EXERCISE BRIEF:
Repeat the entire listing exactly.

SUPPLIED INFORMATION:
■ ■ ■ ■
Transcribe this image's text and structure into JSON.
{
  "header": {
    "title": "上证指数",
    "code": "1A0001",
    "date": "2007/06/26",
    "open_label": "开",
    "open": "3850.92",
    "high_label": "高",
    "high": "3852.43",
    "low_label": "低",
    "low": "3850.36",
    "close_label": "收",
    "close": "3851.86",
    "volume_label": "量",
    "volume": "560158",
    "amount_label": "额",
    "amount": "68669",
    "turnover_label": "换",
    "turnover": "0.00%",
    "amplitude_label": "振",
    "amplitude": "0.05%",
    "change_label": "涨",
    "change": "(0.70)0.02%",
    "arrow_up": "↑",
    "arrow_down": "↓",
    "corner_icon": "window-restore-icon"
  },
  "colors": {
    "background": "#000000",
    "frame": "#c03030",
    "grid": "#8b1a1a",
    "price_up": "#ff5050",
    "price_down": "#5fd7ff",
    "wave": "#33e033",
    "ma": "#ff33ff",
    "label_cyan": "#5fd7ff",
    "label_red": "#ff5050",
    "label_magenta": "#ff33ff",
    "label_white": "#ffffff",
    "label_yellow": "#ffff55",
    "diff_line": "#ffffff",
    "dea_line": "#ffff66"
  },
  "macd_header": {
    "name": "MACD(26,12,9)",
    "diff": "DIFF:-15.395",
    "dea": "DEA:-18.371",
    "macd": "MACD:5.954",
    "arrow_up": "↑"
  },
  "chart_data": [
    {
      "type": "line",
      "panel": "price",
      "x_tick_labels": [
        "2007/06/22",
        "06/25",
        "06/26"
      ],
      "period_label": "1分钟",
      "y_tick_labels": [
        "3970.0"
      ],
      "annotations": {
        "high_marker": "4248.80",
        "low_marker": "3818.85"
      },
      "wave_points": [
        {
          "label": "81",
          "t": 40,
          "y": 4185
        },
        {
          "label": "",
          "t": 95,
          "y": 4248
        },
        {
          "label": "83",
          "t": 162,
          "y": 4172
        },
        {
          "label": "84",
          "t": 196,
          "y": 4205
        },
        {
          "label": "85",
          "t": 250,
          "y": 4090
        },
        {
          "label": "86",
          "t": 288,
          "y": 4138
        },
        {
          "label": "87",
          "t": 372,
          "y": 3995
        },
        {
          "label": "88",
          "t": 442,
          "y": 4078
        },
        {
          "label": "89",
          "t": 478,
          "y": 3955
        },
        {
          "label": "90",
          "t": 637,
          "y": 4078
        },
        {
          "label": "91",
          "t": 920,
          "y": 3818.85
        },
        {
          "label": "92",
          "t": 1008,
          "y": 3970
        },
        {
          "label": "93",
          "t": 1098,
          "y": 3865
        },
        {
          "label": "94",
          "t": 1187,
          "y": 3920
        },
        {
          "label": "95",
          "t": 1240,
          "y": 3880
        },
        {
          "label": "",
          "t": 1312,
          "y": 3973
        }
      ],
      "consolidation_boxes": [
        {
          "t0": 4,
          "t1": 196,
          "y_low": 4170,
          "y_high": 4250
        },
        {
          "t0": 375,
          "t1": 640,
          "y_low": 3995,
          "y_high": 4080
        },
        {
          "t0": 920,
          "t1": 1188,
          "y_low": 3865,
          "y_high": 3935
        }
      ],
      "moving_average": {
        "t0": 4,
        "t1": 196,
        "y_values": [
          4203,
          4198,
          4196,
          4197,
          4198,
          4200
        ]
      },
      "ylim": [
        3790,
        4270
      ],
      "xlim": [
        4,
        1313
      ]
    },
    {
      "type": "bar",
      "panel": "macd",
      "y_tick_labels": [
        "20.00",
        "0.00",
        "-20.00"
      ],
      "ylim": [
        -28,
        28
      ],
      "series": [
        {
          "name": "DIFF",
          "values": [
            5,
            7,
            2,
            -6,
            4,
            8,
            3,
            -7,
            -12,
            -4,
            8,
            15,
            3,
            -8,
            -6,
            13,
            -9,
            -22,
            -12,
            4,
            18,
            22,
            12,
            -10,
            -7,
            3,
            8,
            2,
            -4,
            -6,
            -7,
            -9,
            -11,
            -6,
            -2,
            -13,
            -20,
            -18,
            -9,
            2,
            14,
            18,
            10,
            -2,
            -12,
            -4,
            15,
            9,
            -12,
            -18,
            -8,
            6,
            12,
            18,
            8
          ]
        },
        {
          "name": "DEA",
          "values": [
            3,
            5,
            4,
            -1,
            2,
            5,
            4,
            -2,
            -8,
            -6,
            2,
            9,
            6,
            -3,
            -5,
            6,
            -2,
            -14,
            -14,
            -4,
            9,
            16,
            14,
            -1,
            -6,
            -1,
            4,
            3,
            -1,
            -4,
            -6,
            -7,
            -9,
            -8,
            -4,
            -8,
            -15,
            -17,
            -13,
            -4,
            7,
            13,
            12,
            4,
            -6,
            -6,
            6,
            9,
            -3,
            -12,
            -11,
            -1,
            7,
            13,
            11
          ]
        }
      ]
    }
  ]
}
■ ■ ■ ■
FINAL RESULT:
Transcribe this image's text and structure into JSON.
{
  "header": {
    "title": "上证指数",
    "code": "1A0001",
    "date": "2007/06/26",
    "open_label": "开",
    "open": "3850.92",
    "high_label": "高",
    "high": "3852.43",
    "low_label": "低",
    "low": "3850.36",
    "close_label": "收",
    "close": "3851.86",
    "volume_label": "量",
    "volume": "560158",
    "amount_label": "额",
    "amount": "68669",
    "turnover_label": "换",
    "turnover": "0.00%",
    "amplitude_label": "振",
    "amplitude": "0.05%",
    "change_label": "涨",
    "change": "(0.70)0.02%",
    "arrow_up": "↑",
    "arrow_down": "↓",
    "corner_icon": "window-restore-icon"
  },
  "colors": {
    "background": "#000000",
    "frame": "#c03030",
    "grid": "#8b1a1a",
    "price_up": "#ff5050",
    "price_down": "#5fd7ff",
    "wave": "#33e033",
    "ma": "#ff33ff",
    "label_cyan": "#5fd7ff",
    "label_red": "#ff5050",
    "label_magenta": "#ff33ff",
    "label_white": "#ffffff",
    "label_yellow": "#ffff55",
    "diff_line": "#ffffff",
    "dea_line": "#ffff66"
  },
  "macd_header": {
    "name": "MACD(26,12,9)",
    "diff": "DIFF:-15.395",
    "dea": "DEA:-18.371",
    "macd": "MACD:5.954",
    "arrow_up": "↑"
  },
  "chart_data": [
    {
      "type": "line",
      "panel": "price",
      "x_tick_labels": [
        "2007/06/22",
        "06/25",
        "06/26"
      ],
      "period_label": "1分钟",
      "y_tick_labels": [
        "3970.0"
      ],
      "annotations": {
        "high_marker": "4248.80",
        "low_marker": "3818.85"
      },
      "wave_points": [
        {
          "label": "81",
          "t": 40,
          "y": 4185
        },
        {
          "label": "",
          "t": 95,
          "y": 4248
        },
        {
          "label": "83",
          "t": 162,
          "y": 4172
        },
        {
          "label": "84",
          "t": 196,
          "y": 4205
        },
        {
          "label": "85",
          "t": 250,
          "y": 4090
        },
        {
          "label": "86",
          "t": 288,
          "y": 4138
        },
        {
          "label": "87",
          "t": 372,
          "y": 3995
        },
        {
          "label": "88",
          "t": 442,
          "y": 4078
        },
        {
          "label": "89",
          "t": 478,
          "y": 3955
        },
        {
          "label": "90",
          "t": 637,
          "y": 4078
        },
        {
          "label": "91",
          "t": 920,
          "y": 3818.85
        },
        {
          "label": "92",
          "t": 1008,
          "y": 3970
        },
        {
          "label": "93",
          "t": 1098,
          "y": 3865
        },
        {
          "label": "94",
          "t": 1187,
          "y": 3920
        },
        {
          "label": "95",
          "t": 1240,
          "y": 3880
        },
        {
          "label": "",
          "t": 1312,
          "y": 3973
        }
      ],
      "consolidation_boxes": [
        {
          "t0": 4,
          "t1": 196,
          "y_low": 4170,
          "y_high": 4250
        },
        {
          "t0": 375,
          "t1": 640,
          "y_low": 3995,
          "y_high": 4080
        },
        {
          "t0": 920,
          "t1": 1188,
          "y_low": 3865,
          "y_high": 3935
        }
      ],
      "moving_average": {
        "t0": 4,
        "t1": 196,
        "y_values": [
          4203,
          4198,
          4196,
          4197,
          4198,
          4200
        ]
      },
      "ylim": [
        3790,
        4270
      ],
      "xlim": [
        4,
        1313
      ]
    },
    {
      "type": "bar",
      "panel": "macd",
      "y_tick_labels": [
        "20.00",
        "0.00",
        "-20.00"
      ],
      "ylim": [
        -28,
        28
      ],
      "series": [
        {
          "name": "DIFF",
          "values": [
            5,
            7,
            2,
            -6,
            4,
            8,
            3,
            -7,
            -12,
            -4,
            8,
            15,
            3,
            -8,
            -6,
            13,
            -9,
            -22,
            -12,
            4,
            18,
            22,
            12,
            -10,
            -7,
            3,
            8,
            2,
            -4,
            -6,
            -7,
            -9,
            -11,
            -6,
            -2,
            -13,
            -20,
            -18,
            -9,
            2,
            14,
            18,
            10,
            -2,
            -12,
            -4,
            15,
            9,
            -12,
            -18,
            -8,
            6,
            12,
            18,
            8
          ]
        },
        {
          "name": "DEA",
          "values": [
            3,
            5,
            4,
            -1,
            2,
            5,
            4,
            -2,
            -8,
            -6,
            2,
            9,
            6,
            -3,
            -5,
            6,
            -2,
            -14,
            -14,
            -4,
            9,
            16,
            14,
            -1,
            -6,
            -1,
            4,
            3,
            -1,
            -4,
            -6,
            -7,
            -9,
            -8,
            -4,
            -8,
            -15,
            -17,
            -13,
            -4,
            7,
            13,
            12,
            4,
            -6,
            -6,
            6,
            9,
            -3,
            -12,
            -11,
            -1,
            7,
            13,
            11
          ]
        }
      ]
    }
  ]
}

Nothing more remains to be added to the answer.